:: TASK BRIEF ::
Count each line below that has "owner" anywhere in it. Answer with the total alone.

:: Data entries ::
.....
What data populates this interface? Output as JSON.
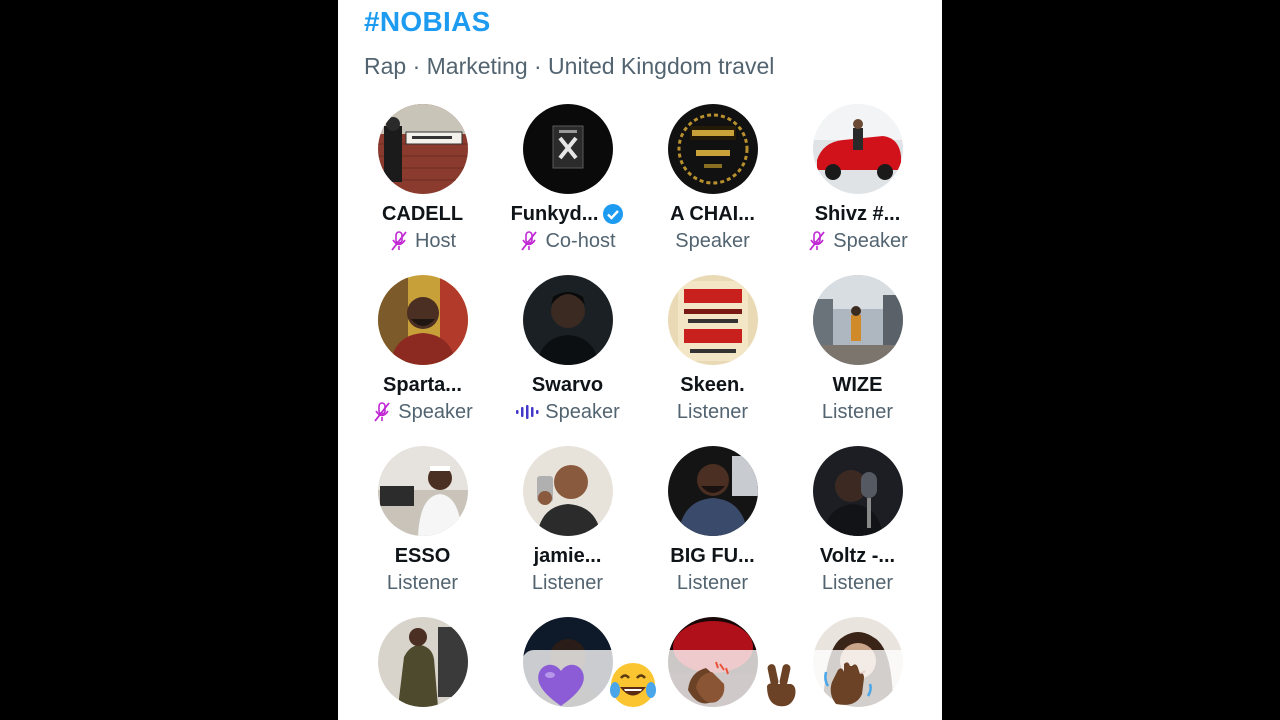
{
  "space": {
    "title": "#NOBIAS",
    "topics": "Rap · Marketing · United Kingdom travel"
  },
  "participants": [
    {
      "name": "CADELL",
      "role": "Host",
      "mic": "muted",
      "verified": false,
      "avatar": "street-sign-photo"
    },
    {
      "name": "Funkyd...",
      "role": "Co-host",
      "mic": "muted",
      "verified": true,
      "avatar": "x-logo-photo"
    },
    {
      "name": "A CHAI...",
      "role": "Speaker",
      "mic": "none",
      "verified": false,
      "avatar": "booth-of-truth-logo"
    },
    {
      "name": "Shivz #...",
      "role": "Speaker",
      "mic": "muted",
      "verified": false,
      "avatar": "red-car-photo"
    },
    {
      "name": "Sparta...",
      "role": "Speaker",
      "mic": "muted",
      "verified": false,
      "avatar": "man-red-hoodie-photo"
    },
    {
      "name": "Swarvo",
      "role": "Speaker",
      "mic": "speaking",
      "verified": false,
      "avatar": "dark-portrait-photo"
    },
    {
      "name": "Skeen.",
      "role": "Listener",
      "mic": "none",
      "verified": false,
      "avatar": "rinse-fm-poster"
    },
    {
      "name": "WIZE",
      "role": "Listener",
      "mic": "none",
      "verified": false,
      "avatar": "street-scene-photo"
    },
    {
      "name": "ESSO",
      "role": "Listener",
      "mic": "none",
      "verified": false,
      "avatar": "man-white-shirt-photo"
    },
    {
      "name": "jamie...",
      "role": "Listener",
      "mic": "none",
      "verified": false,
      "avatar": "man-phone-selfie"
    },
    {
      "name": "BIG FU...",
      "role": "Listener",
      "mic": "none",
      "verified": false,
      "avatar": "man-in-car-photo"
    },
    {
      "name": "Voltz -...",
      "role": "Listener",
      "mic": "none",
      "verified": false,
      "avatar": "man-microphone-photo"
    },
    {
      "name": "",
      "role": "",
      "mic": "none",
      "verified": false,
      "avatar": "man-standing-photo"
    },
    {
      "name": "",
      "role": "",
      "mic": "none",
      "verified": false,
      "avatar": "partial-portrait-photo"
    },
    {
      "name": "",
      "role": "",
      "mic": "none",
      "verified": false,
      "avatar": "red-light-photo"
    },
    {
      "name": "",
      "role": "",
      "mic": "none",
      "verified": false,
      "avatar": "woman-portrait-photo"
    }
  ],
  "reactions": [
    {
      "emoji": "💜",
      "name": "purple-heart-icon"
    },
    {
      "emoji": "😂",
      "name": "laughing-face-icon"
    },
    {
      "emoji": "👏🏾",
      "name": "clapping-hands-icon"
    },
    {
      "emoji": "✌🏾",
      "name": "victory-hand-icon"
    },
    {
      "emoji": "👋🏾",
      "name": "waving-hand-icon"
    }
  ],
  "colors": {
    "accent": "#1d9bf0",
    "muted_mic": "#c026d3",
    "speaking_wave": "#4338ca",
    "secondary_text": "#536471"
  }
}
.....
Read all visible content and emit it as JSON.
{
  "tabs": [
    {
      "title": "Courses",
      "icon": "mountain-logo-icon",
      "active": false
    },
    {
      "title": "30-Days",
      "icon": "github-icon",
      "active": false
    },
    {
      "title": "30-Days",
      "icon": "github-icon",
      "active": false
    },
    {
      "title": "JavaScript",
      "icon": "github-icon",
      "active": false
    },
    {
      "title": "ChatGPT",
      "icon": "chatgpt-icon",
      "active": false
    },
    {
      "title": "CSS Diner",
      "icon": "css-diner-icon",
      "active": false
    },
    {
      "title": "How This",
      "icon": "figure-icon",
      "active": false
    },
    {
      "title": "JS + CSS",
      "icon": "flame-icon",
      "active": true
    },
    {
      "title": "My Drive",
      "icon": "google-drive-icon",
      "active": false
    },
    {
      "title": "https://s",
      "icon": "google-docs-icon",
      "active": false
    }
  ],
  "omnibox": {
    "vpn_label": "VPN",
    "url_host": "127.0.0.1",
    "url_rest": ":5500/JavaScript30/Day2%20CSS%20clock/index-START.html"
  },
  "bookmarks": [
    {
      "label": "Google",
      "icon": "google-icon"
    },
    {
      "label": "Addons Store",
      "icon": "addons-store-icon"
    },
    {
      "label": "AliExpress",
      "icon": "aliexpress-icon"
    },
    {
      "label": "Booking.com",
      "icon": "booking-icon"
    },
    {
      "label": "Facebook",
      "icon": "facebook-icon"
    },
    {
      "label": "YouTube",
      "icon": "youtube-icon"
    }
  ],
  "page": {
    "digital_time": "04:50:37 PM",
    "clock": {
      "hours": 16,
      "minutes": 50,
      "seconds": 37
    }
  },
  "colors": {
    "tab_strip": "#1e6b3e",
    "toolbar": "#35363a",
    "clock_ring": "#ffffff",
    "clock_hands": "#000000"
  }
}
.....
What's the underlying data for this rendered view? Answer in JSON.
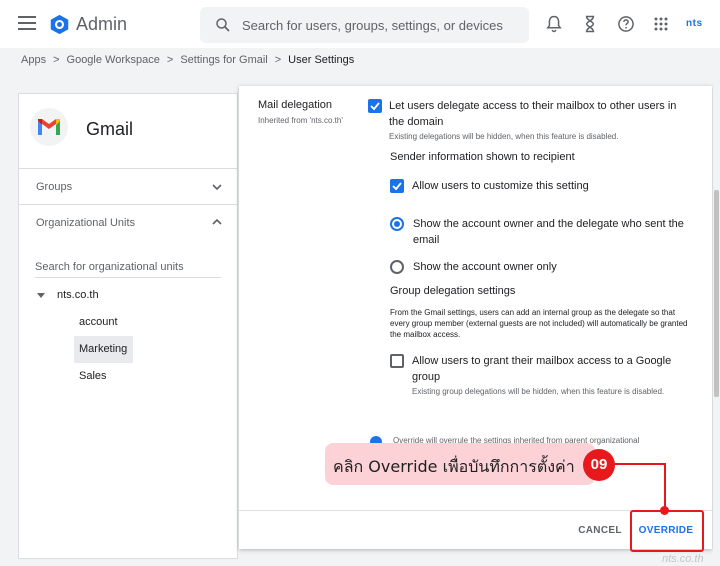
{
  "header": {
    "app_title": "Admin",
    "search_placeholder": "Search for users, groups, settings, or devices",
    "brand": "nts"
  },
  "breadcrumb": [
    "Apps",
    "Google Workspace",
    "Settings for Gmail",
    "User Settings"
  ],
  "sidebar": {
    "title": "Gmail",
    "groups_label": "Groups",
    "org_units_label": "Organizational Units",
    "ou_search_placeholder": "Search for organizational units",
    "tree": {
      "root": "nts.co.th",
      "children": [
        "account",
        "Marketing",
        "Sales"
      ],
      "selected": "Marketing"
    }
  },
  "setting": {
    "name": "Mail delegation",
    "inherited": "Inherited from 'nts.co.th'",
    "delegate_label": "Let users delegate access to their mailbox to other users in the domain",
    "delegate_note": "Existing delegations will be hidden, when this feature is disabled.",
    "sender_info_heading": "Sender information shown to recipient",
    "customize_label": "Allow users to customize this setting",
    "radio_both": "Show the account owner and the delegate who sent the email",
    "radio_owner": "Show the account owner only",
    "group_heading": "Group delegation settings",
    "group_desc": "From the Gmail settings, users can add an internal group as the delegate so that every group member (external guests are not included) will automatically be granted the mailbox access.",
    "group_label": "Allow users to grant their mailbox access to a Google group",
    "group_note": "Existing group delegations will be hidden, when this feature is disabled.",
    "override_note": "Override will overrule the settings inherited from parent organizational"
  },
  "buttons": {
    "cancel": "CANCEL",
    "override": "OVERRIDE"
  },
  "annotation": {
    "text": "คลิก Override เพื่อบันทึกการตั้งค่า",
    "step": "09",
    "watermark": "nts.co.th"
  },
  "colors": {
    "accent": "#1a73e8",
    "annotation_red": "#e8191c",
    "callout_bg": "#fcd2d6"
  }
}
.....
:: COMPLETED TASK ::
2